TEXTO DO DOCUMENTO
━━━━━━━━━━━━━━━━━━━━━━━━━━━━━━

Além disso, o art. 142 do ECA prevê que a autoridade judiciária nomeará um curador especial para a criança ou adolescente sempre que seus interesses entrarem em conflito com os de seus pais ou responsáveis. Embora seja comum que crianças e adolescentes busquem a justiça representados ou assistidos por seus pais ou responsáveis, a lei prevê situações em que isso não é possível e cria mecanismos para permitir o acesso direto da criança ou adolescente às autoridades que compõem o sistema de justiça. Isso inclui o direito de litigarem contra seus pais ou responsáveis sempre que ocorrer uma violação de seus direitos indisponíveis.
Esses dispositivos legais visam garantir que crianças e adolescentes tenham acesso efetivo à justiça, permitindo que eles façam valer seus direitos e obtenham proteção mesmo em situações complexas envolvendo seus pais ou responsáveis.
Um exemplo prático seria a postulação em juízo para receber um tratamento médico, mesmo em desacordo com a vontade dos pais, a exemplo de uma transfusão ou tratamento experimental.
Equipe ACM: Você acha que de fato esses direitos estão sendo assegurados ou ainda há o que avançar?
Juíza Mabel Viana Maciel: Sobre o cumprimento, em se tratando de um direito social, sempre há o que avançar. A exemplo disso, podemos citar que o Estatuto da Criança e do Adolescente prescreve a obrigatoriedade de o Poder Público fornecer gratuitamente medicamentos, órteses, próteses e outras tecnologias assistivas relativas ao tratamento, habilitação ou reabilitação para crianças e adolescentes, de acordo com as linhas de cuidado voltadas às suas necessidades específicas liga-se diretamente à possibilidade de exigência judicial de cumprimento desse direito.

━━━━━━━━━━━━━━━━━━━━━━━━━━━━━━

[Registros de dados armazenados]

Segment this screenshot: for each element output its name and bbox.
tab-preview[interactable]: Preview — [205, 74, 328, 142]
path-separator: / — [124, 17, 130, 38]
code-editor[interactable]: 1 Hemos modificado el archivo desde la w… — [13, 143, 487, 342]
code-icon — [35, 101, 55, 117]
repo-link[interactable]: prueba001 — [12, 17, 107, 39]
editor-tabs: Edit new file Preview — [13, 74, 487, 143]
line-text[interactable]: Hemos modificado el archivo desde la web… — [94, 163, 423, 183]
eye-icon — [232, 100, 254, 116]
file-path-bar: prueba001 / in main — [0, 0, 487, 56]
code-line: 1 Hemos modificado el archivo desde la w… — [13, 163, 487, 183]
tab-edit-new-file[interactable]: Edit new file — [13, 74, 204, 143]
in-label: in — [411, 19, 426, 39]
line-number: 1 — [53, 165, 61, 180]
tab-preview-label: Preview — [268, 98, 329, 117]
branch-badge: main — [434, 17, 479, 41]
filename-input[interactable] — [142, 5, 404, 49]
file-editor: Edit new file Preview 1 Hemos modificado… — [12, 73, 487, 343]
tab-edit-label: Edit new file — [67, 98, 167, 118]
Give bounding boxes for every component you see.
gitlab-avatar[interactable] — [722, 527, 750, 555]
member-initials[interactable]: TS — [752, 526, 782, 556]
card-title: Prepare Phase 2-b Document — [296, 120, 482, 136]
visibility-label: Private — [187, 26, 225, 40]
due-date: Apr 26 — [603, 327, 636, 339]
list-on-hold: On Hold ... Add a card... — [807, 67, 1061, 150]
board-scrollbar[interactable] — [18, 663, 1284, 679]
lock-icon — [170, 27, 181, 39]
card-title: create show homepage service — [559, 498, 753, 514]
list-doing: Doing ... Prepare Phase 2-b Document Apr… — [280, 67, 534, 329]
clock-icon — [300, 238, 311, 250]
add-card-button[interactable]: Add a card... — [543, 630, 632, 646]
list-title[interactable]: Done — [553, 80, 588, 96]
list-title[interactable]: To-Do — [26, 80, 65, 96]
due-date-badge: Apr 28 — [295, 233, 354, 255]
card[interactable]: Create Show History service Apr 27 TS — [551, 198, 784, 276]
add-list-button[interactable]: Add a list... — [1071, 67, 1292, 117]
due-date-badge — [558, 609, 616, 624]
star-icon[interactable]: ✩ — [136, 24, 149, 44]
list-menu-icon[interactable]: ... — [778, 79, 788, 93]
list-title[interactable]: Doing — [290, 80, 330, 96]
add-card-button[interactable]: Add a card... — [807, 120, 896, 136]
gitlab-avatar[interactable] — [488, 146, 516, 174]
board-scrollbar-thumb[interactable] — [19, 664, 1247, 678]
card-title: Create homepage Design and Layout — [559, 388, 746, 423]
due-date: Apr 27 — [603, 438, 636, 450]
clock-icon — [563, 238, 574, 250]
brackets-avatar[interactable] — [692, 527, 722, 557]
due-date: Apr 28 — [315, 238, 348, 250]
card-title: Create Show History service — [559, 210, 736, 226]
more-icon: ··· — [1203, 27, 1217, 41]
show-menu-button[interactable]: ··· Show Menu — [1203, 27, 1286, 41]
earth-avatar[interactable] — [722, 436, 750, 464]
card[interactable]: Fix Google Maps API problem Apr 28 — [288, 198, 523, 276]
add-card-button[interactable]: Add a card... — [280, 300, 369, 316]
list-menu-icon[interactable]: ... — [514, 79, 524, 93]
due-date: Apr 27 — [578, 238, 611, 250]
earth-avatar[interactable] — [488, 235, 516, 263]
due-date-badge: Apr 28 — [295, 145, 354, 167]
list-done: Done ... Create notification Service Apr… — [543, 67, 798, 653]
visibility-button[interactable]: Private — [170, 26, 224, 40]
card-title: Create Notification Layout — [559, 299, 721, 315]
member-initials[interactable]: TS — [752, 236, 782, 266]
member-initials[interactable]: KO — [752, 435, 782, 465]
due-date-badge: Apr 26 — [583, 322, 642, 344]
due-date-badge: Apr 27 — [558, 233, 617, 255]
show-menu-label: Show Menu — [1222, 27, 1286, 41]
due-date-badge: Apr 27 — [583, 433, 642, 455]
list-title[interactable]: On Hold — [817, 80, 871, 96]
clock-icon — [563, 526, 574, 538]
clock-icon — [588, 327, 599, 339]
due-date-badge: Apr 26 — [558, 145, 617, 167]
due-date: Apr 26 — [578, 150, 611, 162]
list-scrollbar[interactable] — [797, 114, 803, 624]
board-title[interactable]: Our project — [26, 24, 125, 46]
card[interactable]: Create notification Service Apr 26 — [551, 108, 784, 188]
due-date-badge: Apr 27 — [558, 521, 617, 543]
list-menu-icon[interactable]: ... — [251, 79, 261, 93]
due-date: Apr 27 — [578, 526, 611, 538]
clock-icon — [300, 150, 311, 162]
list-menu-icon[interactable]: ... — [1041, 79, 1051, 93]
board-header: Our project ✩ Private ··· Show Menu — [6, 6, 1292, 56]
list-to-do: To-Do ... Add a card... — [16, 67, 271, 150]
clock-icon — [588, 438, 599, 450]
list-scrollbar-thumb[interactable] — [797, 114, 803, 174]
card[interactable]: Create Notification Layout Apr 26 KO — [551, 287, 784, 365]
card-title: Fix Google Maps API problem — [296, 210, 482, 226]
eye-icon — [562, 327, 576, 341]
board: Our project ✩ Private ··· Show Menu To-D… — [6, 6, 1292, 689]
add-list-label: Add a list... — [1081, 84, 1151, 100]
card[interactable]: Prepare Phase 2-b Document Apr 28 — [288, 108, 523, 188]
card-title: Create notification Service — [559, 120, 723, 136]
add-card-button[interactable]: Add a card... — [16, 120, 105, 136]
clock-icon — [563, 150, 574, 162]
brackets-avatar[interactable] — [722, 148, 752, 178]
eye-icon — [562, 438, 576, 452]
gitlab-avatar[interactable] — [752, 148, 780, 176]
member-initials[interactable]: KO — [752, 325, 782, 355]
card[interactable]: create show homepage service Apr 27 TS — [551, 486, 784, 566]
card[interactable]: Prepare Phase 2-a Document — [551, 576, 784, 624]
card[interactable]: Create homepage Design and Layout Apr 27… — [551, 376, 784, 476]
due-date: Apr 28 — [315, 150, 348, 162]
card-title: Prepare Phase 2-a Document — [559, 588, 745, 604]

━━━━━━━━━━━━━━━━━━━━━━━━━━━━━━

TAREFA
Segundo o texto sobre o ECA, o que o art. 142 determina que a autoridade judiciária faça quando os interesses da criança ou do adolescente entram em conflito com os de seus pais ou responsáveis? Baseie-se somente no texto.

RESPOSTA
Nomear um curador especial para a criança ou o adolescente.